** WHAT NEEDS TO BE DONE **
Write every line of the material out exactly as shown.

::::::::::

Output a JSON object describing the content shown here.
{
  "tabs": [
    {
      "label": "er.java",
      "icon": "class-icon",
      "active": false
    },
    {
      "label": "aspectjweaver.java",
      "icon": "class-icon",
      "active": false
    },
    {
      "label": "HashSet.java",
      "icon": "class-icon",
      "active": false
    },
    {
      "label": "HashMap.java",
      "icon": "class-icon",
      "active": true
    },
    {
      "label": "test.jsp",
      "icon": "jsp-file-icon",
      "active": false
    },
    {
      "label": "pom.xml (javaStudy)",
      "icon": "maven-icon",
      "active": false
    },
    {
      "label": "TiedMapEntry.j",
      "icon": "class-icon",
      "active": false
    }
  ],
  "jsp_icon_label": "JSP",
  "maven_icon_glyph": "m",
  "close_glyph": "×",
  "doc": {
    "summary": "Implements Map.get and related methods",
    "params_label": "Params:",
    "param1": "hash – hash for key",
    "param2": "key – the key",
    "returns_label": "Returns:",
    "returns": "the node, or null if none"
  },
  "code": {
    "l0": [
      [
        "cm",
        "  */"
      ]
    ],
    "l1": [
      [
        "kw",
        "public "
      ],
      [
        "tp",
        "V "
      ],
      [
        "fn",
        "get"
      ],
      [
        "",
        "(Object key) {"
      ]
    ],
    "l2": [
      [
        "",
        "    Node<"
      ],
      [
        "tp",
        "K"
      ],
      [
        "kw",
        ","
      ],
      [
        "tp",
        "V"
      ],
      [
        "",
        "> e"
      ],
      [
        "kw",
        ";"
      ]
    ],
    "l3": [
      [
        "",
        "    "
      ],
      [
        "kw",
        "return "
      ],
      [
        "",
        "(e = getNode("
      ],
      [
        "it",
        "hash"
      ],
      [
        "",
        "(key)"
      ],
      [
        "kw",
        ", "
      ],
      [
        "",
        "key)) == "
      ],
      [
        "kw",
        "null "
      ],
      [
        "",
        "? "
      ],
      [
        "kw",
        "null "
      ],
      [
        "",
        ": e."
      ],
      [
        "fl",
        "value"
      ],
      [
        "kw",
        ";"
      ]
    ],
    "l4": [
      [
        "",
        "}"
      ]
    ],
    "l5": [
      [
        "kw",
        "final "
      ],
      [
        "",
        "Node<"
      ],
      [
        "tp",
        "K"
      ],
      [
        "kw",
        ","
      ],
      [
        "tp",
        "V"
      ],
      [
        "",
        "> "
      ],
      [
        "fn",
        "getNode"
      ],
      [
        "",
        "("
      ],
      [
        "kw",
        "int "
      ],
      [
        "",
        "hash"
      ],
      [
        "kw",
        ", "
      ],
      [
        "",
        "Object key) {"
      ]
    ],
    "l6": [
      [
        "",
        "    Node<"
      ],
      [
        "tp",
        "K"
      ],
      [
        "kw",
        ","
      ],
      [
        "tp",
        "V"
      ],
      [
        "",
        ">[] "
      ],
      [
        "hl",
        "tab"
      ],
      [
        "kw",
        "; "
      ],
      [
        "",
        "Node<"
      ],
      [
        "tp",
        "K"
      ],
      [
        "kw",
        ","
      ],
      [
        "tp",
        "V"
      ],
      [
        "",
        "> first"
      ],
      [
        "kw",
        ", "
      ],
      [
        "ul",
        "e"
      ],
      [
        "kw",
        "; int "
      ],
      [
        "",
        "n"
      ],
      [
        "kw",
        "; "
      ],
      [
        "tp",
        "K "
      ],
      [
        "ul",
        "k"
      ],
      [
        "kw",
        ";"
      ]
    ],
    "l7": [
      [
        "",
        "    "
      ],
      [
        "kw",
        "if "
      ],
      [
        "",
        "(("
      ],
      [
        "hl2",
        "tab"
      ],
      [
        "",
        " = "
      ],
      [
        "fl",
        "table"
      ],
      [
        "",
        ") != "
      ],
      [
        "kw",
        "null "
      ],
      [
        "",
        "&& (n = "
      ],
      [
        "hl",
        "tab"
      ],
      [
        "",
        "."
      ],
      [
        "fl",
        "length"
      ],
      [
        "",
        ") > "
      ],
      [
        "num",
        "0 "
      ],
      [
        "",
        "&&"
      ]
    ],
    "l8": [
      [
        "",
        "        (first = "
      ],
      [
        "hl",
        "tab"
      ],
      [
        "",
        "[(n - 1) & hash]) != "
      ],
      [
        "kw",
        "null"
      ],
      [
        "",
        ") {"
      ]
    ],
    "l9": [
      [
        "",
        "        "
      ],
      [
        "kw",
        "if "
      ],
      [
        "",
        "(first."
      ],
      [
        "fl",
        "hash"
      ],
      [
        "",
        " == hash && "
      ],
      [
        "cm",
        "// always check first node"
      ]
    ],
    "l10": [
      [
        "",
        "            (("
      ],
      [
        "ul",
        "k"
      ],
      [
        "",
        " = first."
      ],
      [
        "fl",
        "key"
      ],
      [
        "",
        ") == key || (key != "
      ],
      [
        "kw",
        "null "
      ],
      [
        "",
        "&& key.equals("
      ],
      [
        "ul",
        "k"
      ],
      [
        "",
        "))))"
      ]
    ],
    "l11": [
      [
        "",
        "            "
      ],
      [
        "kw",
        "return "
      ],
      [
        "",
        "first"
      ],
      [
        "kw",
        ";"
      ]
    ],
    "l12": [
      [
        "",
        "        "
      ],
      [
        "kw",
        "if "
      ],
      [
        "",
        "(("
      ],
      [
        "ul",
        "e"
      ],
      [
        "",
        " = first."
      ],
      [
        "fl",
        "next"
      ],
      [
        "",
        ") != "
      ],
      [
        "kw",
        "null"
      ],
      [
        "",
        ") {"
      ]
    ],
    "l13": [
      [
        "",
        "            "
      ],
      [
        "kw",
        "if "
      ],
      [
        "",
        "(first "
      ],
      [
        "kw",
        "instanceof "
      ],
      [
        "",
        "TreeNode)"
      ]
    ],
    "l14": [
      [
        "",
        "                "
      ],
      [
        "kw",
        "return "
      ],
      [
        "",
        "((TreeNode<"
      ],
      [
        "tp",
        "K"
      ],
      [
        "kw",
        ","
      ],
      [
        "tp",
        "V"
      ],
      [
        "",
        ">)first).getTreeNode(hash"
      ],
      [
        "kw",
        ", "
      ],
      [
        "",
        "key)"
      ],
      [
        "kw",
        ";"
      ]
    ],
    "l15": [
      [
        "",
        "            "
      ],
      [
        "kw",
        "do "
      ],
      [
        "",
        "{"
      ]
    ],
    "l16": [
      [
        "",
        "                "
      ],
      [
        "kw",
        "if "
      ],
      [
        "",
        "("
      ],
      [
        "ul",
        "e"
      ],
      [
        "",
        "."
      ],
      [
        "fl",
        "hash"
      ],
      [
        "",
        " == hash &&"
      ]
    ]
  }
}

::::::::::

** SOLUTION FOR THIS TASK **
Output a JSON object describing the content shown here.
{
  "tabs": [
    {
      "label": "er.java",
      "icon": "class-icon",
      "active": false
    },
    {
      "label": "aspectjweaver.java",
      "icon": "class-icon",
      "active": false
    },
    {
      "label": "HashSet.java",
      "icon": "class-icon",
      "active": false
    },
    {
      "label": "HashMap.java",
      "icon": "class-icon",
      "active": true
    },
    {
      "label": "test.jsp",
      "icon": "jsp-file-icon",
      "active": false
    },
    {
      "label": "pom.xml (javaStudy)",
      "icon": "maven-icon",
      "active": false
    },
    {
      "label": "TiedMapEntry.j",
      "icon": "class-icon",
      "active": false
    }
  ],
  "jsp_icon_label": "JSP",
  "maven_icon_glyph": "m",
  "close_glyph": "×",
  "doc": {
    "summary": "Implements Map.get and related methods",
    "params_label": "Params:",
    "param1": "hash – hash for key",
    "param2": "key – the key",
    "returns_label": "Returns:",
    "returns": "the node, or null if none"
  },
  "code": {
    "l0": [
      [
        "cm",
        "  */"
      ]
    ],
    "l1": [
      [
        "kw",
        "public "
      ],
      [
        "tp",
        "V "
      ],
      [
        "fn",
        "get"
      ],
      [
        "",
        "(Object key) {"
      ]
    ],
    "l2": [
      [
        "",
        "    Node<"
      ],
      [
        "tp",
        "K"
      ],
      [
        "kw",
        ","
      ],
      [
        "tp",
        "V"
      ],
      [
        "",
        "> e"
      ],
      [
        "kw",
        ";"
      ]
    ],
    "l3": [
      [
        "",
        "    "
      ],
      [
        "kw",
        "return "
      ],
      [
        "",
        "(e = getNode("
      ],
      [
        "it",
        "hash"
      ],
      [
        "",
        "(key)"
      ],
      [
        "kw",
        ", "
      ],
      [
        "",
        "key)) == "
      ],
      [
        "kw",
        "null "
      ],
      [
        "",
        "? "
      ],
      [
        "kw",
        "null "
      ],
      [
        "",
        ": e."
      ],
      [
        "fl",
        "value"
      ],
      [
        "kw",
        ";"
      ]
    ],
    "l4": [
      [
        "",
        "}"
      ]
    ],
    "l5": [
      [
        "kw",
        "final "
      ],
      [
        "",
        "Node<"
      ],
      [
        "tp",
        "K"
      ],
      [
        "kw",
        ","
      ],
      [
        "tp",
        "V"
      ],
      [
        "",
        "> "
      ],
      [
        "fn",
        "getNode"
      ],
      [
        "",
        "("
      ],
      [
        "kw",
        "int "
      ],
      [
        "",
        "hash"
      ],
      [
        "kw",
        ", "
      ],
      [
        "",
        "Object key) {"
      ]
    ],
    "l6": [
      [
        "",
        "    Node<"
      ],
      [
        "tp",
        "K"
      ],
      [
        "kw",
        ","
      ],
      [
        "tp",
        "V"
      ],
      [
        "",
        ">[] "
      ],
      [
        "hl",
        "tab"
      ],
      [
        "kw",
        "; "
      ],
      [
        "",
        "Node<"
      ],
      [
        "tp",
        "K"
      ],
      [
        "kw",
        ","
      ],
      [
        "tp",
        "V"
      ],
      [
        "",
        "> first"
      ],
      [
        "kw",
        ", "
      ],
      [
        "ul",
        "e"
      ],
      [
        "kw",
        "; int "
      ],
      [
        "",
        "n"
      ],
      [
        "kw",
        "; "
      ],
      [
        "tp",
        "K "
      ],
      [
        "ul",
        "k"
      ],
      [
        "kw",
        ";"
      ]
    ],
    "l7": [
      [
        "",
        "    "
      ],
      [
        "kw",
        "if "
      ],
      [
        "",
        "(("
      ],
      [
        "hl2",
        "tab"
      ],
      [
        "",
        " = "
      ],
      [
        "fl",
        "table"
      ],
      [
        "",
        ") != "
      ],
      [
        "kw",
        "null "
      ],
      [
        "",
        "&& (n = "
      ],
      [
        "hl",
        "tab"
      ],
      [
        "",
        "."
      ],
      [
        "fl",
        "length"
      ],
      [
        "",
        ") > "
      ],
      [
        "num",
        "0 "
      ],
      [
        "",
        "&&"
      ]
    ],
    "l8": [
      [
        "",
        "        (first = "
      ],
      [
        "hl",
        "tab"
      ],
      [
        "",
        "[(n - 1) & hash]) != "
      ],
      [
        "kw",
        "null"
      ],
      [
        "",
        ") {"
      ]
    ],
    "l9": [
      [
        "",
        "        "
      ],
      [
        "kw",
        "if "
      ],
      [
        "",
        "(first."
      ],
      [
        "fl",
        "hash"
      ],
      [
        "",
        " == hash && "
      ],
      [
        "cm",
        "// always check first node"
      ]
    ],
    "l10": [
      [
        "",
        "            (("
      ],
      [
        "ul",
        "k"
      ],
      [
        "",
        " = first."
      ],
      [
        "fl",
        "key"
      ],
      [
        "",
        ") == key || (key != "
      ],
      [
        "kw",
        "null "
      ],
      [
        "",
        "&& key.equals("
      ],
      [
        "ul",
        "k"
      ],
      [
        "",
        "))))"
      ]
    ],
    "l11": [
      [
        "",
        "            "
      ],
      [
        "kw",
        "return "
      ],
      [
        "",
        "first"
      ],
      [
        "kw",
        ";"
      ]
    ],
    "l12": [
      [
        "",
        "        "
      ],
      [
        "kw",
        "if "
      ],
      [
        "",
        "(("
      ],
      [
        "ul",
        "e"
      ],
      [
        "",
        " = first."
      ],
      [
        "fl",
        "next"
      ],
      [
        "",
        ") != "
      ],
      [
        "kw",
        "null"
      ],
      [
        "",
        ") {"
      ]
    ],
    "l13": [
      [
        "",
        "            "
      ],
      [
        "kw",
        "if "
      ],
      [
        "",
        "(first "
      ],
      [
        "kw",
        "instanceof "
      ],
      [
        "",
        "TreeNode)"
      ]
    ],
    "l14": [
      [
        "",
        "                "
      ],
      [
        "kw",
        "return "
      ],
      [
        "",
        "((TreeNode<"
      ],
      [
        "tp",
        "K"
      ],
      [
        "kw",
        ","
      ],
      [
        "tp",
        "V"
      ],
      [
        "",
        ">)first).getTreeNode(hash"
      ],
      [
        "kw",
        ", "
      ],
      [
        "",
        "key)"
      ],
      [
        "kw",
        ";"
      ]
    ],
    "l15": [
      [
        "",
        "            "
      ],
      [
        "kw",
        "do "
      ],
      [
        "",
        "{"
      ]
    ],
    "l16": [
      [
        "",
        "                "
      ],
      [
        "kw",
        "if "
      ],
      [
        "",
        "("
      ],
      [
        "ul",
        "e"
      ],
      [
        "",
        "."
      ],
      [
        "fl",
        "hash"
      ],
      [
        "",
        " == hash &&"
      ]
    ]
  }
}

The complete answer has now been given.